___ Material for this task ___

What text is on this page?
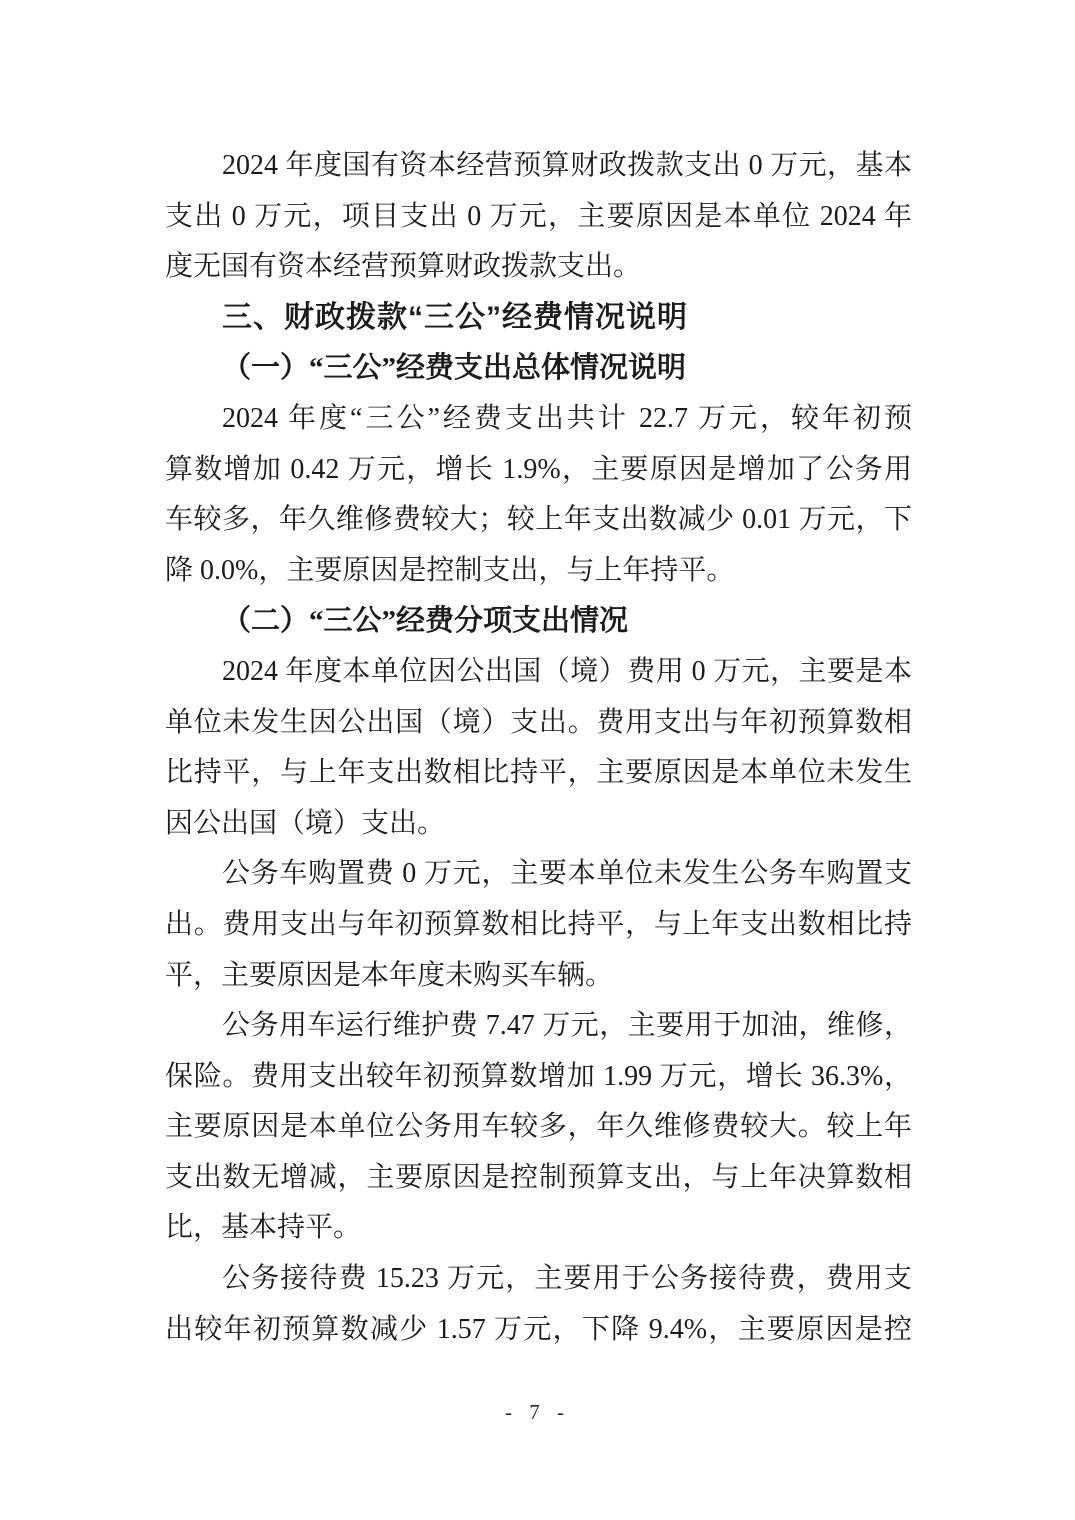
2024 年度国有资本经营预算财政拨款支出 0 万元，基本
支出 0 万元，项目支出 0 万元，主要原因是本单位 2024 年
度无国有资本经营预算财政拨款支出。
三、财政拨款“三公”经费情况说明
（一）“三公”经费支出总体情况说明
2024 年度“三公”经费支出共计 22.7 万元，较年初预
算数增加 0.42 万元，增长 1.9%，主要原因是增加了公务用
车较多，年久维修费较大；较上年支出数减少 0.01 万元，下
降 0.0%，主要原因是控制支出，与上年持平。
（二）“三公”经费分项支出情况
2024 年度本单位因公出国（境）费用 0 万元，主要是本
单位未发生因公出国（境）支出。费用支出与年初预算数相
比持平，与上年支出数相比持平，主要原因是本单位未发生
因公出国（境）支出。
公务车购置费 0 万元，主要本单位未发生公务车购置支
出。费用支出与年初预算数相比持平，与上年支出数相比持
平，主要原因是本年度未购买车辆。
公务用车运行维护费 7.47 万元，主要用于加油，维修，
保险。费用支出较年初预算数增加 1.99 万元，增长 36.3%，
主要原因是本单位公务用车较多，年久维修费较大。较上年
支出数无增减，主要原因是控制预算支出，与上年决算数相
比，基本持平。
公务接待费 15.23 万元，主要用于公务接待费，费用支
出较年初预算数减少 1.57 万元，下降 9.4%，主要原因是控
- 7 -
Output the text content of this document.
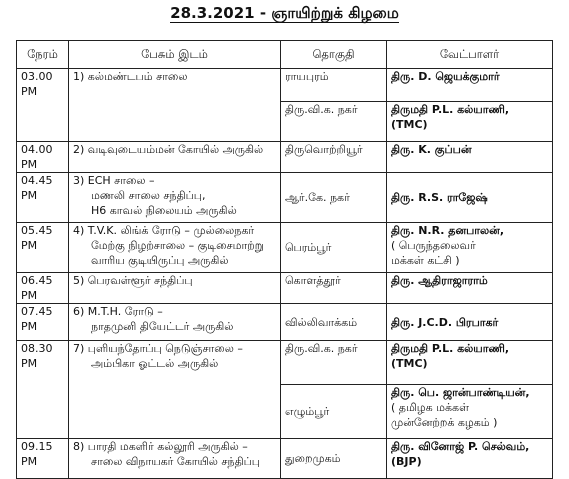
28.3.2021 - ஞாயிற்றுக் கிழமை
நேரம்	பேசும் இடம்	தொகுதி	வேட்பாளர்
03.00 PM	1) கல்மண்டபம் சாலை	ராயபுரம்	திரு. D. ஜெயக்குமார்

		திரு.வி.க. நகர்	திருமதி P.L. கல்யாணி,
(TMC)

04.00 PM	2) வடிவுடையம்மன் கோயில் அருகில்	திருவொற்றியூர்	திரு. K. குப்பன்

04.45 PM	3) ECH சாலை –
மணலி சாலை சந்திப்பு,
H6 காவல் நிலையம் அருகில்	ஆர்.கே. நகர்	திரு. R.S. ராஜேஷ்

05.45 PM	4) T.V.K. லிங்க் ரோடு – முல்லைநகர்
மேற்கு நிழற்சாலை – குடிசைமாற்று
வாரிய குடியிருப்பு அருகில்	பெரம்பூர்	திரு. N.R. தனபாலன்,
( பெருந்தலைவர்
மக்கள் கட்சி )

06.45 PM	5) பெரவள்ளூர் சந்திப்பு	கொளத்தூர்	திரு. ஆதிராஜாராம்

07.45 PM	6) M.T.H. ரோடு –
நாதமுனி தியேட்டர் அருகில்	வில்லிவாக்கம்	திரு. J.C.D. பிரபாகர்

08.30 PM	7) புளியந்தோப்பு நெடுஞ்சாலை –
அம்பிகா ஓட்டல் அருகில்	திரு.வி.க. நகர்	திருமதி P.L. கல்யாணி,
(TMC)

		எழும்பூர்	திரு. பெ. ஜான்பாண்டியன்,
( தமிழக மக்கள்
முன்னேற்றக் கழகம் )

09.15 PM	8) பாரதி மகளிர் கல்லூரி அருகில் –
சாலை விநாயகர் கோயில் சந்திப்பு	துறைமுகம்	திரு. வினோஜ் P. செல்வம்,
(BJP)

___

> Problem description:
Leave the pictures out and reproduce each record exactly as written.

> Written response:
What text is on this page?
2024 年度国有资本经营预算财政拨款支出 0 万元，基本
支出 0 万元，项目支出 0 万元，主要原因是本单位 2024 年
度无国有资本经营预算财政拨款支出。
三、财政拨款“三公”经费情况说明
（一）“三公”经费支出总体情况说明
2024 年度“三公”经费支出共计 22.7 万元，较年初预
算数增加 0.42 万元，增长 1.9%，主要原因是增加了公务用
车较多，年久维修费较大；较上年支出数减少 0.01 万元，下
降 0.0%，主要原因是控制支出，与上年持平。
（二）“三公”经费分项支出情况
2024 年度本单位因公出国（境）费用 0 万元，主要是本
单位未发生因公出国（境）支出。费用支出与年初预算数相
比持平，与上年支出数相比持平，主要原因是本单位未发生
因公出国（境）支出。
公务车购置费 0 万元，主要本单位未发生公务车购置支
出。费用支出与年初预算数相比持平，与上年支出数相比持
平，主要原因是本年度未购买车辆。
公务用车运行维护费 7.47 万元，主要用于加油，维修，
保险。费用支出较年初预算数增加 1.99 万元，增长 36.3%，
主要原因是本单位公务用车较多，年久维修费较大。较上年
支出数无增减，主要原因是控制预算支出，与上年决算数相
比，基本持平。
公务接待费 15.23 万元，主要用于公务接待费，费用支
出较年初预算数减少 1.57 万元，下降 9.4%，主要原因是控
- 7 -
Output the text content of this document.
28.3.2021 - ஞாயிற்றுக் கிழமை
நேரம்	பேசும் இடம்	தொகுதி	வேட்பாளர்
03.00 PM	1) கல்மண்டபம் சாலை	ராயபுரம்	திரு. D. ஜெயக்குமார்

		திரு.வி.க. நகர்	திருமதி P.L. கல்யாணி,
(TMC)

04.00 PM	2) வடிவுடையம்மன் கோயில் அருகில்	திருவொற்றியூர்	திரு. K. குப்பன்

04.45 PM	3) ECH சாலை –
மணலி சாலை சந்திப்பு,
H6 காவல் நிலையம் அருகில்	ஆர்.கே. நகர்	திரு. R.S. ராஜேஷ்

05.45 PM	4) T.V.K. லிங்க் ரோடு – முல்லைநகர்
மேற்கு நிழற்சாலை – குடிசைமாற்று
வாரிய குடியிருப்பு அருகில்	பெரம்பூர்	திரு. N.R. தனபாலன்,
( பெருந்தலைவர்
மக்கள் கட்சி )

06.45 PM	5) பெரவள்ளூர் சந்திப்பு	கொளத்தூர்	திரு. ஆதிராஜாராம்

07.45 PM	6) M.T.H. ரோடு –
நாதமுனி தியேட்டர் அருகில்	வில்லிவாக்கம்	திரு. J.C.D. பிரபாகர்

08.30 PM	7) புளியந்தோப்பு நெடுஞ்சாலை –
அம்பிகா ஓட்டல் அருகில்	திரு.வி.க. நகர்	திருமதி P.L. கல்யாணி,
(TMC)

		எழும்பூர்	திரு. பெ. ஜான்பாண்டியன்,
( தமிழக மக்கள்
முன்னேற்றக் கழகம் )

09.15 PM	8) பாரதி மகளிர் கல்லூரி அருகில் –
சாலை விநாயகர் கோயில் சந்திப்பு	துறைமுகம்	திரு. வினோஜ் P. செல்வம்,
(BJP)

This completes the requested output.